(Recorded data)
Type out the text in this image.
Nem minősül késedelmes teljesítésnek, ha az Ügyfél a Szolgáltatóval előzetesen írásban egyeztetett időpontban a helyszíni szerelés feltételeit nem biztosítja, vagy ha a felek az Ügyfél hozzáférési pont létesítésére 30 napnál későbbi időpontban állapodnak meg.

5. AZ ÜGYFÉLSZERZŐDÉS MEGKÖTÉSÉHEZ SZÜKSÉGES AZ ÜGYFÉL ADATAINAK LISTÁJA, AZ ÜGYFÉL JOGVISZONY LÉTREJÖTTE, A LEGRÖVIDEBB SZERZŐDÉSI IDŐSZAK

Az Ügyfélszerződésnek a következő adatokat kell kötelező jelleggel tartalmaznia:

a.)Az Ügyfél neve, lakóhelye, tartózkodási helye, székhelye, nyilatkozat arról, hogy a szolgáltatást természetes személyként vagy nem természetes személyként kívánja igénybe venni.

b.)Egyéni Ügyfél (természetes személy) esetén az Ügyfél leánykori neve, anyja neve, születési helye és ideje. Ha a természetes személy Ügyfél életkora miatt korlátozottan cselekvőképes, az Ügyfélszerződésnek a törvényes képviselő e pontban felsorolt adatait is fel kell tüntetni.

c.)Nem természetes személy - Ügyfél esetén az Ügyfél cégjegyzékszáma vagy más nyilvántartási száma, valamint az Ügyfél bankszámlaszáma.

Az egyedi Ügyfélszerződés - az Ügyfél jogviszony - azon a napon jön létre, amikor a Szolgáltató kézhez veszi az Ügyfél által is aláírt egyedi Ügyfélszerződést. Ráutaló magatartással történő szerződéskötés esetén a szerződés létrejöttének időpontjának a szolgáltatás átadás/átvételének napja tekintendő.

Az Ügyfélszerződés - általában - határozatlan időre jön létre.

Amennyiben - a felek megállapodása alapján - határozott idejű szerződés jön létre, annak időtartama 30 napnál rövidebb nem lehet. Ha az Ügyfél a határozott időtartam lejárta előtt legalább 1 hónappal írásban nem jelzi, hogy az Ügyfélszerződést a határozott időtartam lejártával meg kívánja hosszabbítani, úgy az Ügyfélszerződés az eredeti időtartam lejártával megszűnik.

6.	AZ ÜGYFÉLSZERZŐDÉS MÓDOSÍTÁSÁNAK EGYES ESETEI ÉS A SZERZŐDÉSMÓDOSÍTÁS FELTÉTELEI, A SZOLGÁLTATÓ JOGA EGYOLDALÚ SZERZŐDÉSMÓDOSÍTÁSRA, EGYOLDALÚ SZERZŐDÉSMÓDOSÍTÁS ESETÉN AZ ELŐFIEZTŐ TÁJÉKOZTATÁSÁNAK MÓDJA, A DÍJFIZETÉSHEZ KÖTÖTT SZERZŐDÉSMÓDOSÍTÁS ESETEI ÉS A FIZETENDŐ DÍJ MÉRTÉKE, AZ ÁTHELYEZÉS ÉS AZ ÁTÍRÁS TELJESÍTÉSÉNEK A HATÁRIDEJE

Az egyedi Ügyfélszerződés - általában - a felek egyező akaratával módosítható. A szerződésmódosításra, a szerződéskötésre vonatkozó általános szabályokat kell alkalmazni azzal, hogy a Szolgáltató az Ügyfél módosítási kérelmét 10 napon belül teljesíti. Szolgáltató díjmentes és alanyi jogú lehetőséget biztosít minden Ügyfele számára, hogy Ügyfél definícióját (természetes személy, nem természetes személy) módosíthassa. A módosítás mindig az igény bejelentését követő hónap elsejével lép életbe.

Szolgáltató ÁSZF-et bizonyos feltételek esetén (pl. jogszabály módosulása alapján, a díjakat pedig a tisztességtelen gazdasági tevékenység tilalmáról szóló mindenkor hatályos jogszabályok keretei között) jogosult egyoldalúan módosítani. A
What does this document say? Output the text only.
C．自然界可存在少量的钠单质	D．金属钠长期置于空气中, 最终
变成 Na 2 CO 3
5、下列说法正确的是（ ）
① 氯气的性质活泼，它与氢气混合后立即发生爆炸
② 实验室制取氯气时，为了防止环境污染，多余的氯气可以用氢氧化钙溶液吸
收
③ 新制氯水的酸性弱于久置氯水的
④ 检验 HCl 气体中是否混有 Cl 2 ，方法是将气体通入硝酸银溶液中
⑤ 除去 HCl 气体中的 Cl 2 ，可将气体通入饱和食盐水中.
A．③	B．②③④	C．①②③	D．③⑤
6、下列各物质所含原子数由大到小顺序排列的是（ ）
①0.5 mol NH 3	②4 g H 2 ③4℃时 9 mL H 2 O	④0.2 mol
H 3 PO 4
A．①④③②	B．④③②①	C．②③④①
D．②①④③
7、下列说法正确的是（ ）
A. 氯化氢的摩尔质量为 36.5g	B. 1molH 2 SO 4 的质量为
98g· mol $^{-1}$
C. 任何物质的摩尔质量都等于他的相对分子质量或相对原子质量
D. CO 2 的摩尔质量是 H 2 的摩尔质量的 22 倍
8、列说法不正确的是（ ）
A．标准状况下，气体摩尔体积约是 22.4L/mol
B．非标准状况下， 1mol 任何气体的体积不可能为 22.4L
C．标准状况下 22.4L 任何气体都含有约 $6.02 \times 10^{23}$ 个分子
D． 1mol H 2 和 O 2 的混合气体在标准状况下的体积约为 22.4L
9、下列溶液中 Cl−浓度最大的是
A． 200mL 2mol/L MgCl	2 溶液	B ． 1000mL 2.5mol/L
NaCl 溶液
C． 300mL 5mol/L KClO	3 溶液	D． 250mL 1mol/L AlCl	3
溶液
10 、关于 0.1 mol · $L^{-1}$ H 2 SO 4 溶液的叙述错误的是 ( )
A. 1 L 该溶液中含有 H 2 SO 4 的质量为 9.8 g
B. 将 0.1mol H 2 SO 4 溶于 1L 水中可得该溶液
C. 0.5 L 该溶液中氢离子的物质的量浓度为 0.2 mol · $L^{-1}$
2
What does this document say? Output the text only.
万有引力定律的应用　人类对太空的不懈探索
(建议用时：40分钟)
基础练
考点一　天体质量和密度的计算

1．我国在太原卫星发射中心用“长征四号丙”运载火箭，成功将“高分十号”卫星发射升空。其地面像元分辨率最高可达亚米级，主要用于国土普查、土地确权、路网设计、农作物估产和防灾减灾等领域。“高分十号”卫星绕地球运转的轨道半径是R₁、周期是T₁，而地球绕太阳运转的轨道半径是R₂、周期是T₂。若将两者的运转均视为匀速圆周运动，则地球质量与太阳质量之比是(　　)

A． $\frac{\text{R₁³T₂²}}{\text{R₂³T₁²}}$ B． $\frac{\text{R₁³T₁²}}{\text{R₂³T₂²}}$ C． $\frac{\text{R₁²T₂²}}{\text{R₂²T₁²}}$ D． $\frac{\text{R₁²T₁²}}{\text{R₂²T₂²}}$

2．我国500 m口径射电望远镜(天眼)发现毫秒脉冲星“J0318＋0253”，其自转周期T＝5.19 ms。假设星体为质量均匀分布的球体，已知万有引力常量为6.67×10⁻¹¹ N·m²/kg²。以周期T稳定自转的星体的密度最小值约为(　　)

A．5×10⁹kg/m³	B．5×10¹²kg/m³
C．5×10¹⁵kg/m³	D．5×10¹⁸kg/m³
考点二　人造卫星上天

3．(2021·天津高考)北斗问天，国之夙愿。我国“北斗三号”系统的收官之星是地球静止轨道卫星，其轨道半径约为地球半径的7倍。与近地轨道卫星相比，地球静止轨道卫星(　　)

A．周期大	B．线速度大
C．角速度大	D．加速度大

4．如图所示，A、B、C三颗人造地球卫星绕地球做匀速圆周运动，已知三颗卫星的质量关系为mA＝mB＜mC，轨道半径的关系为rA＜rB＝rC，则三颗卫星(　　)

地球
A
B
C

Do this: Search the records above for "napon". Copy each line where it is found.

Expected answer:
Az egyedi Ügyfélszerződés - az Ügyfél jogviszony - azon a napon jön létre, amikor a Szolgáltató kézhez veszi az Ügyfél által is aláírt egyedi Ügyfélszerződést. Ráutaló magatartással történő szerződéskötés esetén a szerződés létrejöttének időpontjának a szolgáltatás átadás/átvételének napja tekintendő.
Az egyedi Ügyfélszerződés - általában - a felek egyező akaratával módosítható. A szerződésmódosításra, a szerződéskötésre vonatkozó általános szabályokat kell alkalmazni azzal, hogy a Szolgáltató az Ügyfél módosítási kérelmét 10 napon belül teljesíti. Szolgáltató díjmentes és alanyi jogú lehetőséget biztosít minden Ügyfele számára, hogy Ügyfél definícióját (természetes személy, nem természetes személy) módosíthassa. A módosítás mindig az igény bejelentését követő hónap elsejével lép életbe.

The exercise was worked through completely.